## Given problem
Pull each line containing "ylabel" out of the data and copy it.

— START OF Data shown —

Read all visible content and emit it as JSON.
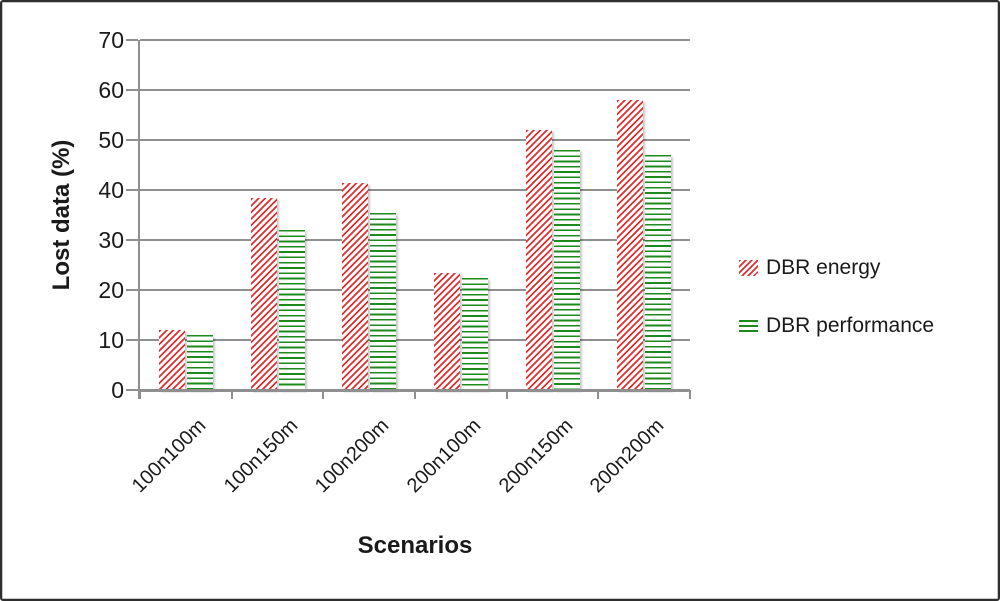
{
  "figure": {
    "background": "#ffffff",
    "border_color": "#2e2e2e"
  },
  "chart_data": {
    "type": "bar",
    "title": "",
    "xlabel": "Scenarios",
    "ylabel": "Lost data (%)",
    "ylim": [
      0,
      70
    ],
    "yticks": [
      0,
      10,
      20,
      30,
      40,
      50,
      60,
      70
    ],
    "grid": true,
    "legend_position": "right",
    "categories": [
      "100n100m",
      "100n150m",
      "100n200m",
      "200n100m",
      "200n150m",
      "200n200m"
    ],
    "series": [
      {
        "name": "DBR energy",
        "pattern": "diagonal-hatch",
        "color": "#e03030",
        "values": [
          12,
          38.5,
          41.5,
          23.5,
          52,
          58
        ]
      },
      {
        "name": "DBR performance",
        "pattern": "horizontal-lines",
        "color": "#1e8a1e",
        "values": [
          11,
          32,
          35.5,
          22.5,
          48,
          47
        ]
      }
    ],
    "gridline_color": "#8f8f8f",
    "axis_color": "#8f8f8f",
    "text_color": "#1a1a1a"
  }
}
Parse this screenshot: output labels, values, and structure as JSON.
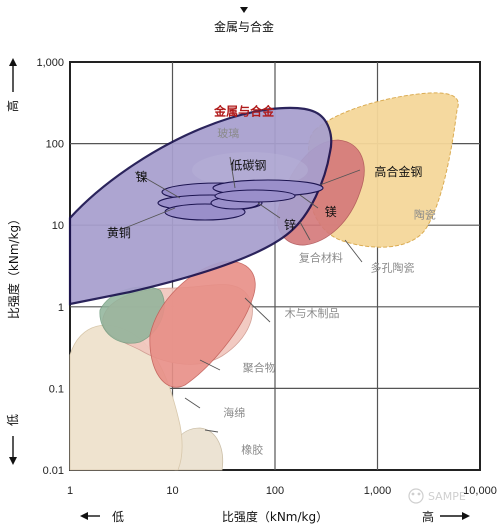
{
  "chart_data": {
    "type": "scatter",
    "title": "金属与合金",
    "xlabel": "比强度（kNm/kg）",
    "ylabel": "比强度（kNm/kg）",
    "x_scale": "log",
    "y_scale": "log",
    "xlim": [
      1,
      10000
    ],
    "ylim": [
      0.01,
      1000
    ],
    "x_ticks": [
      "1",
      "10",
      "100",
      "1,000",
      "10,000"
    ],
    "y_ticks": [
      "0.01",
      "0.1",
      "1",
      "10",
      "100",
      "1,000"
    ],
    "x_direction": {
      "low": "低",
      "high": "高"
    },
    "y_direction": {
      "low": "低",
      "high": "高"
    },
    "grid": true,
    "watermark": "SAMPE",
    "regions": [
      {
        "name": "橡胶",
        "color": "#efe6d8"
      },
      {
        "name": "海绵",
        "color": "#efe3cf"
      },
      {
        "name": "木与木制品",
        "color": "#f1c6bd"
      },
      {
        "name": "聚合物",
        "color": "#e88f87"
      },
      {
        "name": "复合材料",
        "color": "#d4787a"
      },
      {
        "name": "陶瓷",
        "color": "#f5d79a"
      },
      {
        "name": "多孔陶瓷",
        "color": "#9fbba0"
      },
      {
        "name": "金属与合金",
        "color": "#a79fce"
      },
      {
        "name": "玻璃",
        "color": "#b7b3d8"
      }
    ],
    "annotations": [
      {
        "text": "金属与合金",
        "x": 50,
        "y": 220,
        "style": "title"
      },
      {
        "text": "玻璃",
        "x": 35,
        "y": 120,
        "style": "grey"
      },
      {
        "text": "低碳钢",
        "x": 55,
        "y": 48,
        "style": "dark"
      },
      {
        "text": "镍",
        "x": 5,
        "y": 35,
        "style": "dark"
      },
      {
        "text": "高合金钢",
        "x": 1600,
        "y": 40,
        "style": "dark"
      },
      {
        "text": "陶瓷",
        "x": 2900,
        "y": 12,
        "style": "grey"
      },
      {
        "text": "锌",
        "x": 140,
        "y": 9,
        "style": "dark"
      },
      {
        "text": "镁",
        "x": 350,
        "y": 13,
        "style": "dark"
      },
      {
        "text": "黄铜",
        "x": 3,
        "y": 7.2,
        "style": "dark"
      },
      {
        "text": "复合材料",
        "x": 280,
        "y": 3.6,
        "style": "grey"
      },
      {
        "text": "多孔陶瓷",
        "x": 1400,
        "y": 2.7,
        "style": "grey"
      },
      {
        "text": "木与木制品",
        "x": 230,
        "y": 0.75,
        "style": "grey"
      },
      {
        "text": "聚合物",
        "x": 70,
        "y": 0.16,
        "style": "grey"
      },
      {
        "text": "海绵",
        "x": 40,
        "y": 0.045,
        "style": "grey"
      },
      {
        "text": "橡胶",
        "x": 60,
        "y": 0.016,
        "style": "grey"
      }
    ]
  }
}
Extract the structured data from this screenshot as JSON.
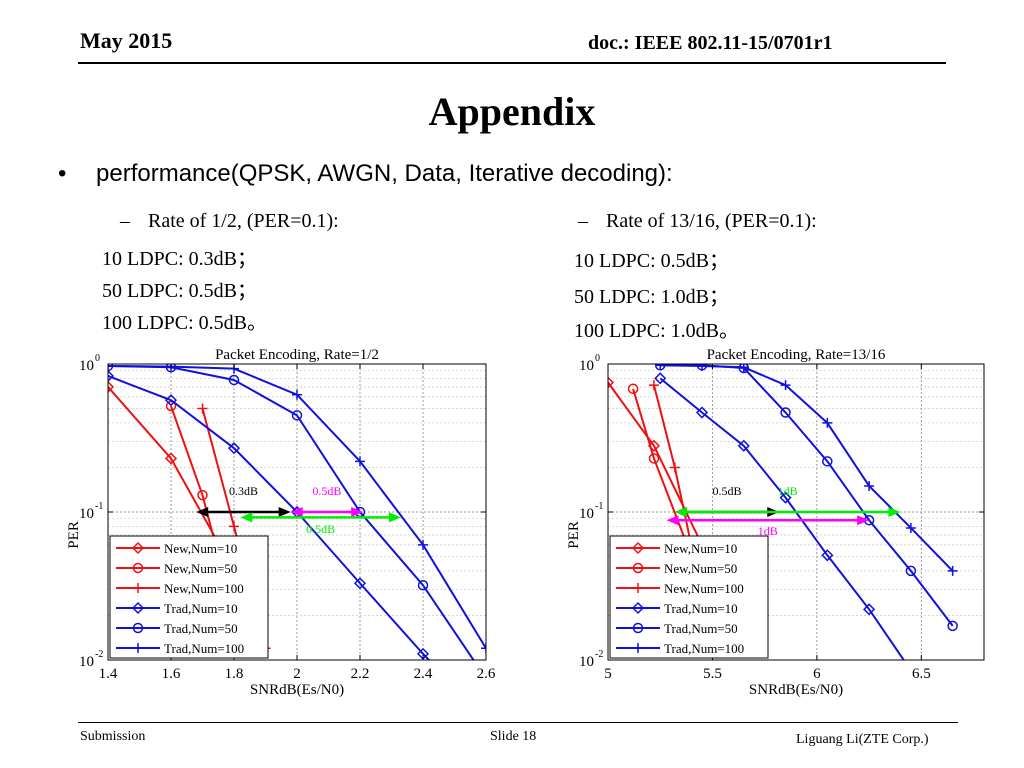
{
  "header": {
    "date": "May 2015",
    "doc": "doc.: IEEE 802.11-15/0701r1"
  },
  "title": "Appendix",
  "bullet": {
    "marker": "•",
    "text": "performance(QPSK, AWGN, Data, Iterative decoding):"
  },
  "left_notes": {
    "dash": "–",
    "rate": "Rate of 1/2, (PER=0.1):",
    "lines": [
      "10 LDPC: 0.3dB；",
      "50 LDPC: 0.5dB；",
      "100 LDPC: 0.5dB。"
    ]
  },
  "right_notes": {
    "dash": "–",
    "rate": "Rate of 13/16, (PER=0.1):",
    "lines": [
      "10 LDPC: 0.5dB；",
      "50 LDPC: 1.0dB；",
      "100 LDPC: 1.0dB。"
    ]
  },
  "footer": {
    "left": "Submission",
    "center": "Slide 18",
    "right": "Liguang Li(ZTE Corp.)"
  },
  "chart_data": [
    {
      "type": "line",
      "title": "Packet Encoding, Rate=1/2",
      "xlabel": "SNRdB(Es/N0)",
      "ylabel": "PER",
      "y_scale": "log",
      "xlim": [
        1.4,
        2.6
      ],
      "ylim": [
        0.01,
        1
      ],
      "xticks": [
        1.4,
        1.6,
        1.8,
        2,
        2.2,
        2.4,
        2.6
      ],
      "xtick_labels": [
        "1.4",
        "1.6",
        "1.8",
        "2",
        "2.2",
        "2.4",
        "2.6"
      ],
      "yticks": [
        1,
        0.1,
        0.01
      ],
      "ytick_labels": [
        {
          "base": "10",
          "exp": "0"
        },
        {
          "base": "10",
          "exp": "-1"
        },
        {
          "base": "10",
          "exp": "-2"
        }
      ],
      "grid": true,
      "legend_position": "bottom-left",
      "series": [
        {
          "name": "New,Num=10",
          "color": "#ee1111",
          "marker": "diamond",
          "x": [
            1.4,
            1.6,
            1.8
          ],
          "y": [
            0.7,
            0.23,
            0.04
          ]
        },
        {
          "name": "New,Num=50",
          "color": "#ee1111",
          "marker": "circle",
          "x": [
            1.6,
            1.7,
            1.8
          ],
          "y": [
            0.52,
            0.13,
            0.02
          ]
        },
        {
          "name": "New,Num=100",
          "color": "#ee1111",
          "marker": "plus",
          "x": [
            1.7,
            1.8,
            1.9
          ],
          "y": [
            0.5,
            0.08,
            0.012
          ]
        },
        {
          "name": "Trad,Num=10",
          "color": "#1111dd",
          "marker": "diamond",
          "x": [
            1.4,
            1.6,
            1.8,
            2.0,
            2.2,
            2.4,
            2.6
          ],
          "y": [
            0.83,
            0.57,
            0.27,
            0.1,
            0.033,
            0.011,
            0.004
          ]
        },
        {
          "name": "Trad,Num=50",
          "color": "#1111dd",
          "marker": "circle",
          "x": [
            1.4,
            1.6,
            1.8,
            2.0,
            2.2,
            2.4,
            2.6
          ],
          "y": [
            0.97,
            0.95,
            0.78,
            0.45,
            0.1,
            0.032,
            0.0075
          ]
        },
        {
          "name": "Trad,Num=100",
          "color": "#1111dd",
          "marker": "plus",
          "x": [
            1.4,
            1.6,
            1.8,
            2.0,
            2.2,
            2.4,
            2.6
          ],
          "y": [
            0.97,
            0.96,
            0.93,
            0.62,
            0.22,
            0.06,
            0.012
          ]
        }
      ],
      "annotations": [
        {
          "text": "0.3dB",
          "color": "#000000",
          "x1": 1.68,
          "x2": 1.98,
          "y": 0.1,
          "label_y": 0.13
        },
        {
          "text": "0.5dB",
          "color": "#ff00ff",
          "x1": 1.98,
          "x2": 2.21,
          "y": 0.1,
          "label_y": 0.13
        },
        {
          "text": "0.5dB",
          "color": "#00ee00",
          "x1": 1.82,
          "x2": 2.33,
          "y": 0.092,
          "label_y": 0.072
        }
      ]
    },
    {
      "type": "line",
      "title": "Packet Encoding, Rate=13/16",
      "xlabel": "SNRdB(Es/N0)",
      "ylabel": "PER",
      "y_scale": "log",
      "xlim": [
        5,
        6.8
      ],
      "ylim": [
        0.01,
        1
      ],
      "xticks": [
        5,
        5.5,
        6,
        6.5
      ],
      "xtick_labels": [
        "5",
        "5.5",
        "6",
        "6.5"
      ],
      "yticks": [
        1,
        0.1,
        0.01
      ],
      "ytick_labels": [
        {
          "base": "10",
          "exp": "0"
        },
        {
          "base": "10",
          "exp": "-1"
        },
        {
          "base": "10",
          "exp": "-2"
        }
      ],
      "grid": true,
      "legend_position": "bottom-left",
      "series": [
        {
          "name": "New,Num=10",
          "color": "#ee1111",
          "marker": "diamond",
          "x": [
            5.0,
            5.22,
            5.45
          ],
          "y": [
            0.75,
            0.28,
            0.06
          ]
        },
        {
          "name": "New,Num=50",
          "color": "#ee1111",
          "marker": "circle",
          "x": [
            5.12,
            5.22,
            5.4
          ],
          "y": [
            0.68,
            0.23,
            0.05
          ]
        },
        {
          "name": "New,Num=100",
          "color": "#ee1111",
          "marker": "plus",
          "x": [
            5.22,
            5.32,
            5.47
          ],
          "y": [
            0.72,
            0.2,
            0.02
          ]
        },
        {
          "name": "Trad,Num=10",
          "color": "#1111dd",
          "marker": "diamond",
          "x": [
            5.25,
            5.45,
            5.65,
            5.85,
            6.05,
            6.25,
            6.45
          ],
          "y": [
            0.8,
            0.47,
            0.28,
            0.125,
            0.051,
            0.022,
            0.0085
          ]
        },
        {
          "name": "Trad,Num=50",
          "color": "#1111dd",
          "marker": "circle",
          "x": [
            5.25,
            5.45,
            5.65,
            5.85,
            6.05,
            6.25,
            6.45,
            6.65
          ],
          "y": [
            0.98,
            0.98,
            0.94,
            0.47,
            0.22,
            0.088,
            0.04,
            0.017
          ]
        },
        {
          "name": "Trad,Num=100",
          "color": "#1111dd",
          "marker": "plus",
          "x": [
            5.25,
            5.45,
            5.65,
            5.85,
            6.05,
            6.25,
            6.45,
            6.65
          ],
          "y": [
            0.98,
            0.97,
            0.95,
            0.72,
            0.4,
            0.15,
            0.078,
            0.04
          ]
        }
      ],
      "annotations": [
        {
          "text": "0.5dB",
          "color": "#000000",
          "x1": 5.32,
          "x2": 5.82,
          "y": 0.1,
          "label_y": 0.13
        },
        {
          "text": "1dB",
          "color": "#00ee00",
          "x1": 5.32,
          "x2": 6.4,
          "y": 0.1,
          "label_y": 0.13
        },
        {
          "text": "1dB",
          "color": "#ff00ff",
          "x1": 5.28,
          "x2": 6.25,
          "y": 0.088,
          "label_y": 0.07
        }
      ]
    }
  ]
}
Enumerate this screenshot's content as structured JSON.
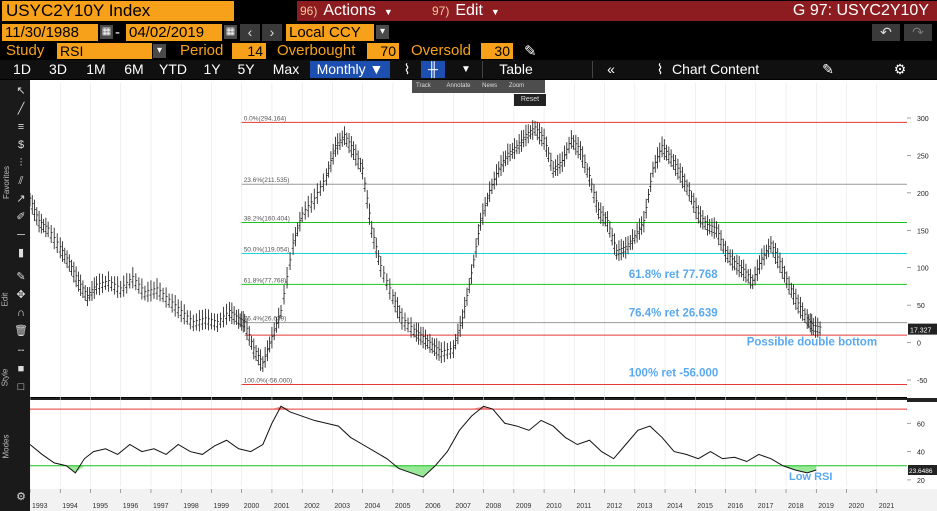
{
  "header": {
    "ticker": "USYC2Y10Y Index",
    "actions": {
      "num": "96)",
      "label": "Actions"
    },
    "edit": {
      "num": "97)",
      "label": "Edit"
    },
    "title": "G 97: USYC2Y10Y"
  },
  "dates": {
    "start": "11/30/1988",
    "dash": "-",
    "end": "04/02/2019",
    "currency": "Local CCY"
  },
  "study": {
    "study_label": "Study",
    "study_value": "RSI",
    "period_label": "Period",
    "period_value": "14",
    "overbought_label": "Overbought",
    "overbought_value": "70",
    "oversold_label": "Oversold",
    "oversold_value": "30"
  },
  "toolbar": {
    "ranges": [
      "1D",
      "3D",
      "1M",
      "6M",
      "YTD",
      "1Y",
      "5Y",
      "Max"
    ],
    "frequency": "Monthly",
    "table": "Table",
    "chart_content": "Chart Content"
  },
  "popup": {
    "items": [
      "Track",
      "Annotate",
      "News",
      "Zoom"
    ],
    "reset": "Reset"
  },
  "side_labels": {
    "favorites": "Favorites",
    "edit": "Edit",
    "style": "Style",
    "modes": "Modes"
  },
  "colors": {
    "accent": "#f7a11a",
    "menu_bar": "#8c1c20",
    "selected": "#1c4fb0",
    "price": "#111111",
    "fib_red": "#e53935",
    "fib_green": "#19c419",
    "fib_cyan": "#18d4d4",
    "fib_gray": "#9a9a9a",
    "annotation": "#5aa9f0"
  },
  "chart_data": [
    {
      "type": "ohlc-bar",
      "x_unit": "year",
      "x_range": [
        1993,
        2022
      ],
      "ylim": [
        -70,
        320
      ],
      "yticks": [
        -50,
        0,
        50,
        100,
        150,
        200,
        250,
        300
      ],
      "x_tick_labels": [
        "1993",
        "1994",
        "1995",
        "1996",
        "1997",
        "1998",
        "1999",
        "2000",
        "2001",
        "2002",
        "2003",
        "2004",
        "2005",
        "2006",
        "2007",
        "2008",
        "2009",
        "2010",
        "2011",
        "2012",
        "2013",
        "2014",
        "2015",
        "2016",
        "2017",
        "2018",
        "2019",
        "2020",
        "2021"
      ],
      "series": {
        "x": [
          1993.0,
          1993.3,
          1993.6,
          1994.0,
          1994.3,
          1994.6,
          1994.9,
          1995.2,
          1995.6,
          1996.0,
          1996.4,
          1996.8,
          1997.2,
          1997.6,
          1998.0,
          1998.4,
          1998.8,
          1999.2,
          1999.6,
          1999.9,
          2000.1,
          2000.4,
          2000.7,
          2001.0,
          2001.3,
          2001.7,
          2002.0,
          2002.4,
          2002.8,
          2003.1,
          2003.4,
          2003.7,
          2004.0,
          2004.3,
          2004.6,
          2005.0,
          2005.3,
          2005.7,
          2006.0,
          2006.3,
          2006.6,
          2007.0,
          2007.3,
          2007.6,
          2007.9,
          2008.2,
          2008.5,
          2008.8,
          2009.1,
          2009.4,
          2009.7,
          2010.0,
          2010.3,
          2010.6,
          2010.9,
          2011.2,
          2011.5,
          2011.8,
          2012.1,
          2012.4,
          2012.7,
          2013.0,
          2013.3,
          2013.6,
          2013.9,
          2014.2,
          2014.5,
          2014.8,
          2015.1,
          2015.4,
          2015.7,
          2016.0,
          2016.3,
          2016.6,
          2016.9,
          2017.2,
          2017.5,
          2017.8,
          2018.1,
          2018.4,
          2018.7,
          2018.9,
          2019.2
        ],
        "close": [
          190,
          160,
          150,
          125,
          105,
          80,
          60,
          75,
          80,
          70,
          85,
          65,
          70,
          55,
          40,
          25,
          30,
          25,
          40,
          30,
          25,
          -10,
          -30,
          5,
          40,
          130,
          170,
          190,
          220,
          260,
          275,
          255,
          230,
          150,
          100,
          60,
          30,
          15,
          5,
          -5,
          -15,
          -10,
          30,
          90,
          160,
          200,
          230,
          250,
          260,
          275,
          285,
          270,
          230,
          240,
          270,
          255,
          220,
          175,
          160,
          120,
          125,
          140,
          160,
          230,
          260,
          245,
          225,
          200,
          170,
          155,
          150,
          120,
          105,
          95,
          80,
          110,
          130,
          105,
          75,
          50,
          30,
          20,
          17
        ]
      },
      "fib_levels": [
        {
          "label": "0.0%(294.164)",
          "value": 294.164,
          "color": "red"
        },
        {
          "label": "23.6%(211.535)",
          "value": 211.535,
          "color": "gray"
        },
        {
          "label": "38.2%(160.404)",
          "value": 160.404,
          "color": "green"
        },
        {
          "label": "50.0%(119.054)",
          "value": 119.054,
          "color": "cyan"
        },
        {
          "label": "61.8%(77.768)",
          "value": 77.768,
          "color": "green"
        },
        {
          "label": "76.4%(26.639)",
          "value": 26.639,
          "color": "gray"
        },
        {
          "label": "100.0%(-56.000)",
          "value": -56.0,
          "color": "red"
        }
      ],
      "support_line": 10,
      "last_price": "17.327",
      "annotations": [
        {
          "text": "61.8% ret 77.768",
          "x": 2012.8,
          "y": 86
        },
        {
          "text": "76.4% ret 26.639",
          "x": 2012.8,
          "y": 35
        },
        {
          "text": "100% ret -56.000",
          "x": 2012.8,
          "y": -45
        },
        {
          "text": "Possible double bottom",
          "x": 2016.7,
          "y": -4
        }
      ]
    },
    {
      "type": "line",
      "title": "RSI",
      "ylim": [
        15,
        75
      ],
      "yticks": [
        20,
        40,
        60
      ],
      "overbought": 70,
      "oversold": 30,
      "last_label": "23.6486",
      "series": {
        "x": [
          1993.0,
          1993.4,
          1993.8,
          1994.2,
          1994.5,
          1994.8,
          1995.1,
          1995.5,
          1995.9,
          1996.3,
          1996.7,
          1997.1,
          1997.5,
          1997.9,
          1998.3,
          1998.7,
          1999.1,
          1999.5,
          1999.9,
          2000.3,
          2000.7,
          2001.0,
          2001.3,
          2001.6,
          2002.0,
          2002.4,
          2002.8,
          2003.2,
          2003.6,
          2004.0,
          2004.4,
          2004.8,
          2005.2,
          2005.6,
          2006.0,
          2006.4,
          2006.8,
          2007.2,
          2007.6,
          2008.0,
          2008.3,
          2008.7,
          2009.1,
          2009.5,
          2009.9,
          2010.3,
          2010.7,
          2011.1,
          2011.5,
          2011.9,
          2012.3,
          2012.7,
          2013.1,
          2013.5,
          2013.9,
          2014.3,
          2014.7,
          2015.1,
          2015.5,
          2015.9,
          2016.3,
          2016.7,
          2017.1,
          2017.5,
          2017.9,
          2018.3,
          2018.7,
          2019.0
        ],
        "values": [
          45,
          38,
          32,
          30,
          25,
          35,
          40,
          42,
          38,
          45,
          40,
          42,
          38,
          45,
          40,
          38,
          44,
          48,
          42,
          40,
          45,
          60,
          72,
          68,
          65,
          62,
          60,
          58,
          50,
          45,
          40,
          35,
          28,
          25,
          22,
          30,
          40,
          55,
          65,
          72,
          70,
          60,
          58,
          55,
          62,
          58,
          50,
          45,
          48,
          40,
          35,
          45,
          55,
          58,
          50,
          40,
          38,
          35,
          40,
          35,
          36,
          33,
          38,
          35,
          30,
          27,
          25,
          27
        ]
      },
      "annotations": [
        {
          "text": "Low RSI",
          "x": 2018.1,
          "y": 20
        }
      ]
    }
  ]
}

— END OF Data shown —

## Answer to this task
    "ylabel": "Lost data (%)",
    "ylabel": "比强度（kNm/kg）",
      "ylabel": "PER",
      "ylabel": "PER",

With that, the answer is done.